_Requirements_
Looking at the listing beneath, work out how many lines hold "breeds" and report only that figure.

▼

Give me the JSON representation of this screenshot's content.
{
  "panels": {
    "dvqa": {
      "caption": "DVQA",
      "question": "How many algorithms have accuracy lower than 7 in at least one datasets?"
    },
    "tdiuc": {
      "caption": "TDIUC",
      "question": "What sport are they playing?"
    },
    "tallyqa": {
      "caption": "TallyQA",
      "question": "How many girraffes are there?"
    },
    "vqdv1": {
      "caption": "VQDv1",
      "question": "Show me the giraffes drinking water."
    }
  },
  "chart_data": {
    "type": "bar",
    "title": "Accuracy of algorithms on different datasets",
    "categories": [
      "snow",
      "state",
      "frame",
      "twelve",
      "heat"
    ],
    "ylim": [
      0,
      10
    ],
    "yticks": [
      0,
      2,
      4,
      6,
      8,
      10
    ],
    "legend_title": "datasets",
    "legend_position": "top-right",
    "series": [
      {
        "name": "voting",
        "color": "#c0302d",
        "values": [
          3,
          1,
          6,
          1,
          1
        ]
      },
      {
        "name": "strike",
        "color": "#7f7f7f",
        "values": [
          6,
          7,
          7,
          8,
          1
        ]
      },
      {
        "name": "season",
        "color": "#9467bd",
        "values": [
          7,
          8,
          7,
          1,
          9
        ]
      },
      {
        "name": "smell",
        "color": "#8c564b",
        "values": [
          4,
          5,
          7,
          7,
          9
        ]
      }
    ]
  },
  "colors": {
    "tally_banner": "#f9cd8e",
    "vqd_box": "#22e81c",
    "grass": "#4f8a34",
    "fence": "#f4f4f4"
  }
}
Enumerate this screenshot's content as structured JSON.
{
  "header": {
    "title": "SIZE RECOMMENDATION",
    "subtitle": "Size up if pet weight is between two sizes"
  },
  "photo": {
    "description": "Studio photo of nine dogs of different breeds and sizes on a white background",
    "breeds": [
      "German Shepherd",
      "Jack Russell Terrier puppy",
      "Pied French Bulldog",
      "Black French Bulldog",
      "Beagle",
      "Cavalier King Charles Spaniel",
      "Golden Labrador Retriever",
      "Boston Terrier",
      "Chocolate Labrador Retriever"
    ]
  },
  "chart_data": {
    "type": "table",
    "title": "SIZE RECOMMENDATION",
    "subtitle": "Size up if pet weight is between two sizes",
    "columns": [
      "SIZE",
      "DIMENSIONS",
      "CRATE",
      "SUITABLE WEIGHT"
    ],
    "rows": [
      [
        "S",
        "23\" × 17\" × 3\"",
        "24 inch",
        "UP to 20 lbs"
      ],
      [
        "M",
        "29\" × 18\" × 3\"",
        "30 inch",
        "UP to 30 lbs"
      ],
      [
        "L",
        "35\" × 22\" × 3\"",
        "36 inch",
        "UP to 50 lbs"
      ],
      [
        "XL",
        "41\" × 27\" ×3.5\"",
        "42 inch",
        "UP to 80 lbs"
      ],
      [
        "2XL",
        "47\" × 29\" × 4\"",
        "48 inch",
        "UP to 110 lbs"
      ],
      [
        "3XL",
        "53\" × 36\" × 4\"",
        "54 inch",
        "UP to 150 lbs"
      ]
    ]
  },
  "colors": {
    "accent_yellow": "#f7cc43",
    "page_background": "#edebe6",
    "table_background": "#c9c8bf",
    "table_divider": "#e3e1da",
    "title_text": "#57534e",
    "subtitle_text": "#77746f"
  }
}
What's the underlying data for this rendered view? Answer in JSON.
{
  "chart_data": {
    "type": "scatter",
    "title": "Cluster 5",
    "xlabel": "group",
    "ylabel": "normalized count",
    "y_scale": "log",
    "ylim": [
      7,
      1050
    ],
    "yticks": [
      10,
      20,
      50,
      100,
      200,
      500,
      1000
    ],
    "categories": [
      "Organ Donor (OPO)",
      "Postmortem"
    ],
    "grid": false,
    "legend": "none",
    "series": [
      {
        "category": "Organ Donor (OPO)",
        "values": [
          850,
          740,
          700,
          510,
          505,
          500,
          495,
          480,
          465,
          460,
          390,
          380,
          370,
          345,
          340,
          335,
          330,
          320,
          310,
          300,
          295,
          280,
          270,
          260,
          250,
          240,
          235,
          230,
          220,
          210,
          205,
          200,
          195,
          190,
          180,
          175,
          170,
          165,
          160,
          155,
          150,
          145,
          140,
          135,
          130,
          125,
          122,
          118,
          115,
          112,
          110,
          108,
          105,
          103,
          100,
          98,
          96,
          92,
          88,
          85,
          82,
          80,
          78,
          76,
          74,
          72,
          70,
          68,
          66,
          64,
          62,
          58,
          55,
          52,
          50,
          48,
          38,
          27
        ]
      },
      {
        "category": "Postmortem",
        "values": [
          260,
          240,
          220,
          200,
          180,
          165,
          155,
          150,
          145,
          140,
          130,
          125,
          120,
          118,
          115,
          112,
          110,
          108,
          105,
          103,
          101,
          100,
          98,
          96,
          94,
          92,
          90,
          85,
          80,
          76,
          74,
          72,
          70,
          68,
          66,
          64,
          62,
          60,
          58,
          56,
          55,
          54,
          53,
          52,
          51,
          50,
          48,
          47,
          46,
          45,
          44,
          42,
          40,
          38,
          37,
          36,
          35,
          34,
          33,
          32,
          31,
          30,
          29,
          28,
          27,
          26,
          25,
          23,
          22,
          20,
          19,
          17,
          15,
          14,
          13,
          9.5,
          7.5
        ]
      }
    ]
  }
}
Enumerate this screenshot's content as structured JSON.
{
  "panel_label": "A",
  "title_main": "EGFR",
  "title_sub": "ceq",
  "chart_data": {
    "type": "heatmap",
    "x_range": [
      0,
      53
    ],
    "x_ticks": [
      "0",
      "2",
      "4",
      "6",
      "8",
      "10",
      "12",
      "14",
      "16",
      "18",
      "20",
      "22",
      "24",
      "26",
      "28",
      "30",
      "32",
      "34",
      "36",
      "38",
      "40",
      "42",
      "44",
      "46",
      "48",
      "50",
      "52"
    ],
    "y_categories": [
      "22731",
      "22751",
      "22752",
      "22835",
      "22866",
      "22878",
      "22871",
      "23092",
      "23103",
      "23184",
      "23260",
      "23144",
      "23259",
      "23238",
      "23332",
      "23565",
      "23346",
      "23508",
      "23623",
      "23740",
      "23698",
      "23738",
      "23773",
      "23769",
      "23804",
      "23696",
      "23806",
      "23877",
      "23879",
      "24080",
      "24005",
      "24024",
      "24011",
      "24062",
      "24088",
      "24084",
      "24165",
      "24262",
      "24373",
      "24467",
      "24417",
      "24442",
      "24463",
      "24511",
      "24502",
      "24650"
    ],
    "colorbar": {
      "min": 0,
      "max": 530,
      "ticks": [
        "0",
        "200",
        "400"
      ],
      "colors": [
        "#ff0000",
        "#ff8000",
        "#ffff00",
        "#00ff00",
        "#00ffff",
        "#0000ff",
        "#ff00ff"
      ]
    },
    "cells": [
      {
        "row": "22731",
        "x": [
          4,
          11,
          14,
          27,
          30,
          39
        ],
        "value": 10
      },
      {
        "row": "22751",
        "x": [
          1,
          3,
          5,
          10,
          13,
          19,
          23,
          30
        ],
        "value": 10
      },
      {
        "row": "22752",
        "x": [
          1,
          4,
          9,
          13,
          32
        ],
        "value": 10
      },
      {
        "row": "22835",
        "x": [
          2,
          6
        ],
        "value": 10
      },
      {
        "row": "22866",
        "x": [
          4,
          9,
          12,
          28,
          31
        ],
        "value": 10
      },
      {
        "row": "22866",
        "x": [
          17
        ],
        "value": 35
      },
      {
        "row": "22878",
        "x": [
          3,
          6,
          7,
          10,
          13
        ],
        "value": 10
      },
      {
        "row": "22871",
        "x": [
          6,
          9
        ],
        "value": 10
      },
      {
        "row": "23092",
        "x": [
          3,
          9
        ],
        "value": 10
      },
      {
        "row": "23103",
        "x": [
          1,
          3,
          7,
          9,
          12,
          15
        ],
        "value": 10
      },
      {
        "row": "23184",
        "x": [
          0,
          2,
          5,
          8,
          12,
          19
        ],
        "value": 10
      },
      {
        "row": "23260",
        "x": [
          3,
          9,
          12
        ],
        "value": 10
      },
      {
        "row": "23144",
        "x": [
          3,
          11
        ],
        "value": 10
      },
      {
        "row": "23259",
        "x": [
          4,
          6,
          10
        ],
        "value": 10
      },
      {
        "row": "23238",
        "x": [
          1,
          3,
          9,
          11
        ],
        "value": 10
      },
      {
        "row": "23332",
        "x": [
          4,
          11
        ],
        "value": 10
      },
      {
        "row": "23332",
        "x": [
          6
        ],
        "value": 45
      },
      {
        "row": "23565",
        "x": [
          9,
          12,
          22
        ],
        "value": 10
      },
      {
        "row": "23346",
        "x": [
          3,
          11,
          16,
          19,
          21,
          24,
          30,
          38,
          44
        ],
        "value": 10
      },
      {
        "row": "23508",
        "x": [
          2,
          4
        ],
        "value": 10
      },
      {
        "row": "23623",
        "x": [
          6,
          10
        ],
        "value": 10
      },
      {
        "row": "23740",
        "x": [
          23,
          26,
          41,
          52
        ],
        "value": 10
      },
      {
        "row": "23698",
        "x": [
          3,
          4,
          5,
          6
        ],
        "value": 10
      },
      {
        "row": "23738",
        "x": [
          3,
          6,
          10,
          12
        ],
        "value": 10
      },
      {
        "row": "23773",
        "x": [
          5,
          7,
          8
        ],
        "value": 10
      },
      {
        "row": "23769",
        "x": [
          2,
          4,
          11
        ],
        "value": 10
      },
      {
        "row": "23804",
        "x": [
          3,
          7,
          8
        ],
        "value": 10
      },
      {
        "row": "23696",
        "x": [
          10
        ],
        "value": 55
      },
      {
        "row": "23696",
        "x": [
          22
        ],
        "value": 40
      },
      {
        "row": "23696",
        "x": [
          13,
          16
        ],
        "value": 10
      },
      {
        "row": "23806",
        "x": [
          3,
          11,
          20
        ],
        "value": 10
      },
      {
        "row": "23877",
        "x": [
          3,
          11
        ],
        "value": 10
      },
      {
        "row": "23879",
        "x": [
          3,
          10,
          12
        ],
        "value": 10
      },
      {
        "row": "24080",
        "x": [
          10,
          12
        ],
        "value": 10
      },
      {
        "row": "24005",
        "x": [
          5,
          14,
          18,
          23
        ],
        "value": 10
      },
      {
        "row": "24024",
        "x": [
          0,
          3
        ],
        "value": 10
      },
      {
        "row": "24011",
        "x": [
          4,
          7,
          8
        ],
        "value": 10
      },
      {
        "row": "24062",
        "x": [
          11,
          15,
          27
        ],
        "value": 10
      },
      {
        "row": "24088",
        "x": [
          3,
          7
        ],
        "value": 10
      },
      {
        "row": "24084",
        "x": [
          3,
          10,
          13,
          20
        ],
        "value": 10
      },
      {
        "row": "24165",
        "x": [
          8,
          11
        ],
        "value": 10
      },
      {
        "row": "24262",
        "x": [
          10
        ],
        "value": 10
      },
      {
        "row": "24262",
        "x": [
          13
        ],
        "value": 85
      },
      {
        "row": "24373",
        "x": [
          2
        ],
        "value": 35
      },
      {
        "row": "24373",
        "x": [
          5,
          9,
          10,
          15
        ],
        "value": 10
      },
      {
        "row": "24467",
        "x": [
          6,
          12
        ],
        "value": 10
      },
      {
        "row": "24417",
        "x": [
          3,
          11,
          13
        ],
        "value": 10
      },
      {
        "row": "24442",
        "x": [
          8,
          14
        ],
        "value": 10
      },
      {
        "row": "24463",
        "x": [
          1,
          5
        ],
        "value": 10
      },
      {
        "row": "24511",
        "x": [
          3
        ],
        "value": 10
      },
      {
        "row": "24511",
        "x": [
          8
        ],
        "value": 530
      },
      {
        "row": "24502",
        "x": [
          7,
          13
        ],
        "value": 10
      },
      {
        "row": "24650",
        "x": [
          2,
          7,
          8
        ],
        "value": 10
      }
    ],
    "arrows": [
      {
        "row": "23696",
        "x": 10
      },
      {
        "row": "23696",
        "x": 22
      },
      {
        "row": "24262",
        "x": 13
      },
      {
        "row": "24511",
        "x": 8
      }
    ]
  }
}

▲

_Finished answer_
2